**Objetivo**. No artigo de opinião sobre o fato usado do presidente, a autora qualifica o gesto como «Mentalidade herdada do Estado Novo». Explique, em uma a três frases, em que se apoia essa análise segundo o próprio artigo.

**Documento**.
******

Opinião, por ZITA SEABRA in Jornal de Notícias, 26.12.2010
O fato usado do presidente
Três dias antes do Natal, assistia calmamente ao Telejornal da RTP1
quando vi a grande notícia da noite. Entre os atentados em Bagdade e
as agências de rating, uma voz off anuncia o que as câmaras filmam: o
presidente da maior empresa pública portuguesa a levar dois saquinhos
de papel com roupa usada e um brinquedinho (usado) para uns caixotes
de cartão, cheios de coisas usadas para oferecer no Natal. Fiquei
comovida. Que imagem de boa pessoa, que gesto bonito: pegar num
fatinho usado do seu guarda-vestidos que deve ter uns 200 e num
pequeno brinquedo de peluche, e depositar tudo no caixote de cartão
para posteriormente ser redistribuído? À administração da empresa?
Não, a notícia explica que é para oferecer aos pobrezinhos, que estão
a aumentar com a crise. A RTP, Telejornal à hora nobre, filma o
comovente gesto. Em off, o locutor explica o sentido dizendo que
alguém vai ter no sapatinho um fato de marca. Olhando para os sacos de
papel, percebe-se que esse alguém também receberá umas meias usadas e
talvez mesmo uma camisa de marca usada.
Primeiro, pensei que estava a dormir e um pesadelo me fizera voltar ao
tempo de Salazar, à RTP a preto e branco ou à série da Rita Blanco
«Conta-me como foi».
Mas não, eu estava acordada e a ver o presidente da EDP no Telejornal
da RTP 1 (podem ver o filme na net) posar sorridente para as câmaras,
a levar um saquinho a um caixote, que não era de lixo, mas de oferta.
Por acaso, estava à porta da EDP a RTP a filmar o gesto. Iam a passar
e filmaram, certamente, porque para os pobres os fatos em segunda mão
de marca assentam como uma luva. Um velhinho num lar de Vila Real
vestido Rosa & Teixeira sempre é outra coisa. Ou o homeless na sopa
dos pobres com Boss faz outra figura, ou o desempregado com Armani
numa entrevista do fundo de desemprego... Mentalidade herdada do
Estado Novo, foi a minha primeira análise, teorizando imediatamente
que os ricos em Portugal, os que recebem prémios de milhões em
empresas públicas e ordenados escandalosos e que puseram o mundo e o
país como se vê, são os mesmos com a mesma mentalidade salazarenta.

******

**Material fornecido**.
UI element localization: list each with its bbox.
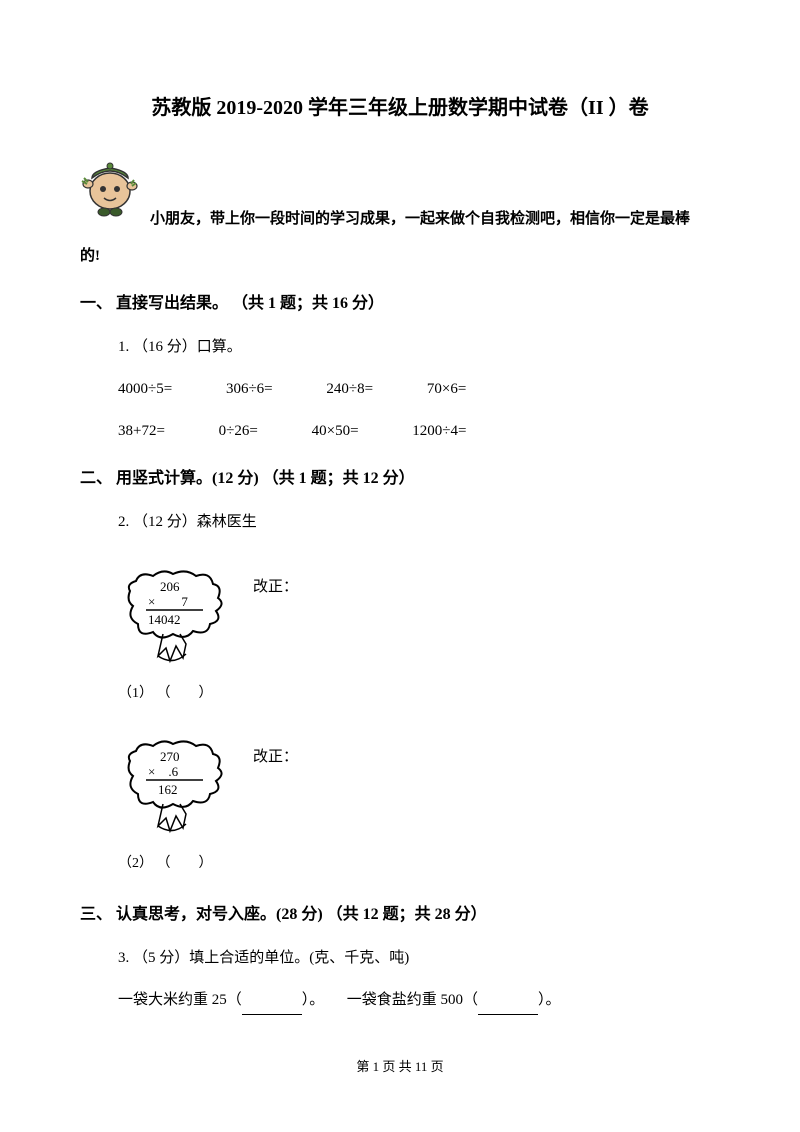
q3-label: 3. （5 分）填上合适的单位。(克、千克、吨) — [118, 945, 720, 972]
sub-num: （2） — [118, 856, 153, 871]
calc-item: 1200÷4= — [412, 418, 466, 445]
tree-icon: 270 × .6 162 — [118, 736, 248, 846]
section3-heading: 三、 认真思考，对号入座。(28 分) （共 12 题；共 28 分） — [80, 901, 720, 930]
q3-part-a: 一袋大米约重 25（ — [118, 992, 242, 1008]
tree-icon: 206 × 7 14042 — [118, 566, 248, 676]
calc-item: 0÷26= — [219, 418, 258, 445]
correction-label: 改正： — [253, 744, 298, 771]
calc-line: 270 — [160, 749, 180, 764]
q1-row2: 38+72= 0÷26= 40×50= 1200÷4= — [118, 418, 720, 445]
blank-field[interactable] — [478, 987, 538, 1015]
q3-text: 一袋大米约重 25（ ）。 一袋食盐约重 500（ ）。 — [118, 987, 720, 1015]
q3-part-b: ）。 一袋食盐约重 500（ — [302, 992, 478, 1008]
mascot-icon — [80, 156, 140, 226]
calc-line: × .6 — [148, 764, 179, 779]
page-title: 苏教版 2019-2020 学年三年级上册数学期中试卷（II ）卷 — [80, 90, 720, 126]
intro-text-line1: 小朋友，带上你一段时间的学习成果，一起来做个自我检测吧，相信你一定是最棒 — [150, 206, 690, 233]
calc-item: 70×6= — [427, 376, 466, 403]
tree-problem-2: 270 × .6 162 改正： （2） （ ） — [118, 736, 720, 876]
q3-part-c: ）。 — [538, 992, 561, 1008]
sub-num: （1） — [118, 686, 153, 701]
calc-item: 306÷6= — [226, 376, 273, 403]
item1-label: （1） （ ） — [118, 681, 720, 706]
section2-heading: 二、 用竖式计算。(12 分) （共 1 题；共 12 分） — [80, 465, 720, 494]
item2-label: （2） （ ） — [118, 851, 720, 876]
q1-row1: 4000÷5= 306÷6= 240÷8= 70×6= — [118, 376, 720, 403]
calc-item: 38+72= — [118, 418, 165, 445]
calc-item: 4000÷5= — [118, 376, 172, 403]
section1-heading: 一、 直接写出结果。 （共 1 题；共 16 分） — [80, 290, 720, 319]
answer-paren: （ ） — [157, 856, 213, 871]
page-footer: 第 1 页 共 11 页 — [80, 1055, 720, 1078]
calc-line: 206 — [160, 579, 180, 594]
blank-field[interactable] — [242, 987, 302, 1015]
q1-label: 1. （16 分）口算。 — [118, 334, 720, 361]
q2-label: 2. （12 分）森林医生 — [118, 509, 720, 536]
calc-line: 14042 — [148, 612, 181, 627]
intro-block: 小朋友，带上你一段时间的学习成果，一起来做个自我检测吧，相信你一定是最棒 — [80, 156, 720, 233]
answer-paren: （ ） — [157, 686, 213, 701]
calc-item: 240÷8= — [326, 376, 373, 403]
tree-problem-1: 206 × 7 14042 改正： （1） （ ） — [118, 566, 720, 706]
intro-text-line2: 的! — [80, 243, 720, 270]
correction-label: 改正： — [253, 574, 298, 601]
calc-item: 40×50= — [312, 418, 359, 445]
calc-line: × 7 — [148, 594, 188, 609]
calc-line: 162 — [158, 782, 178, 797]
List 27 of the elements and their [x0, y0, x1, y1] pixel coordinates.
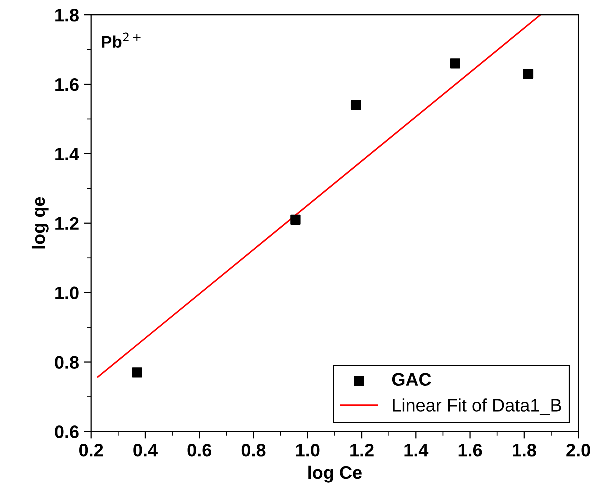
x-tick-label: 2.0 [566, 444, 590, 457]
point [523, 69, 534, 80]
annotation: Pb$^{2+}$ [102, 32, 141, 48]
legend-label: Linear Fit of Data1_B [393, 398, 562, 416]
x-tick-label: 0.4 [134, 444, 158, 457]
x-tick-label: 1.4 [404, 444, 429, 457]
y-tick-label: 1.2 [56, 217, 79, 230]
x-axis-title: log Ce [308, 466, 362, 483]
y-tick-label: 0.8 [55, 356, 79, 369]
x-tick-label: 0.6 [188, 444, 212, 457]
point [290, 214, 301, 226]
y-tick-label: 1.8 [56, 8, 79, 22]
x-tick-label: 1.6 [458, 444, 482, 457]
point [350, 100, 362, 110]
point [450, 58, 460, 69]
x-tick-label: 0.8 [242, 444, 266, 457]
x-tick-label: 1.0 [296, 444, 320, 457]
x-tick-label: 1.2 [350, 444, 374, 457]
y-tick-label: 1.0 [56, 286, 79, 300]
x-tick-label: 1.8 [513, 444, 536, 457]
y-tick-label: 1.4 [56, 148, 80, 160]
point [132, 368, 142, 378]
y-tick-label: 0.6 [55, 426, 79, 438]
y-axis-title: log qe [32, 197, 49, 249]
x-tick-label: 0.2 [80, 444, 104, 457]
legend-label: GAC [392, 373, 432, 386]
y-tick-label: 1.6 [56, 78, 79, 92]
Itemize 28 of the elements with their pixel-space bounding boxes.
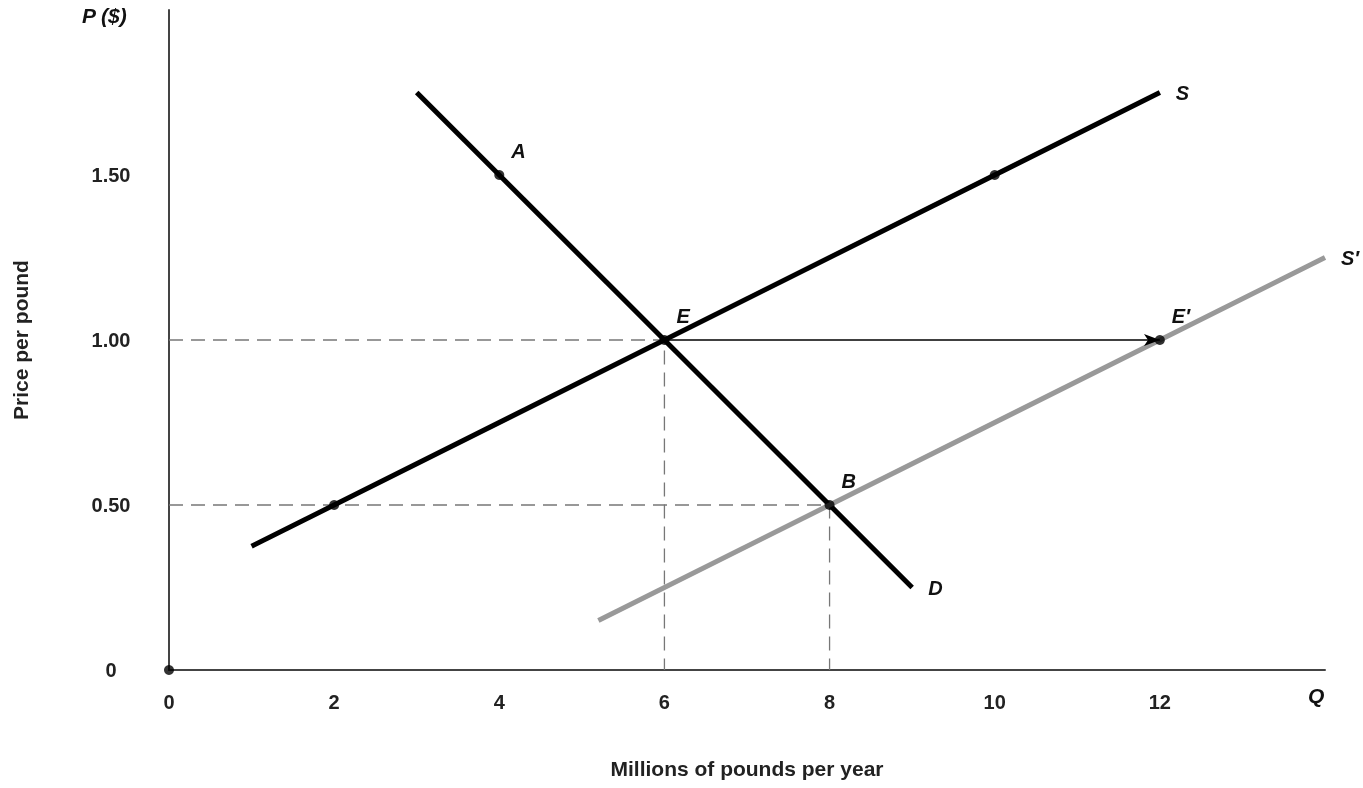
annotation: A: [510, 140, 526, 162]
x-tick-label: 8: [824, 691, 836, 713]
point: [989, 170, 1000, 180]
series-label: S′: [1341, 246, 1361, 269]
y-axis-title: Price per pound: [9, 260, 32, 420]
x-tick-label: 12: [1148, 691, 1171, 713]
annotation: E: [676, 305, 691, 327]
x-tick-label: 10: [983, 691, 1006, 713]
series-label: D: [928, 576, 943, 599]
y-tick-label: 1.50: [91, 164, 131, 186]
point: [659, 335, 670, 345]
text: P ($): [82, 4, 127, 27]
x-tick-label: 4: [493, 691, 506, 713]
y-tick-label: 0.50: [91, 494, 131, 516]
x-axis-title: Millions of pounds per year: [610, 757, 884, 780]
x-tick-label: 2: [328, 691, 340, 713]
annotation: E′: [1171, 305, 1192, 327]
annotation: B: [841, 470, 857, 492]
x-tick-label: 6: [658, 691, 670, 713]
x-tick-label: 0: [163, 691, 175, 713]
point: [164, 665, 174, 675]
series-label: S: [1175, 81, 1190, 104]
point: [494, 170, 505, 180]
y-tick-label: 0: [105, 659, 117, 681]
point: [824, 500, 835, 510]
y-tick-label: 1.00: [91, 329, 131, 351]
point: [329, 500, 340, 510]
text: Q: [1308, 684, 1325, 707]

******

**Resposta completa**. A autora apoia essa análise na ideia de que os ricos em Portugal são os mesmos e têm a mesma mentalidade salazarenta. Refere-se aos que recebem prémios de milhões em empresas públicas e ordenados escandalosos e que puseram o mundo e o país como se vê.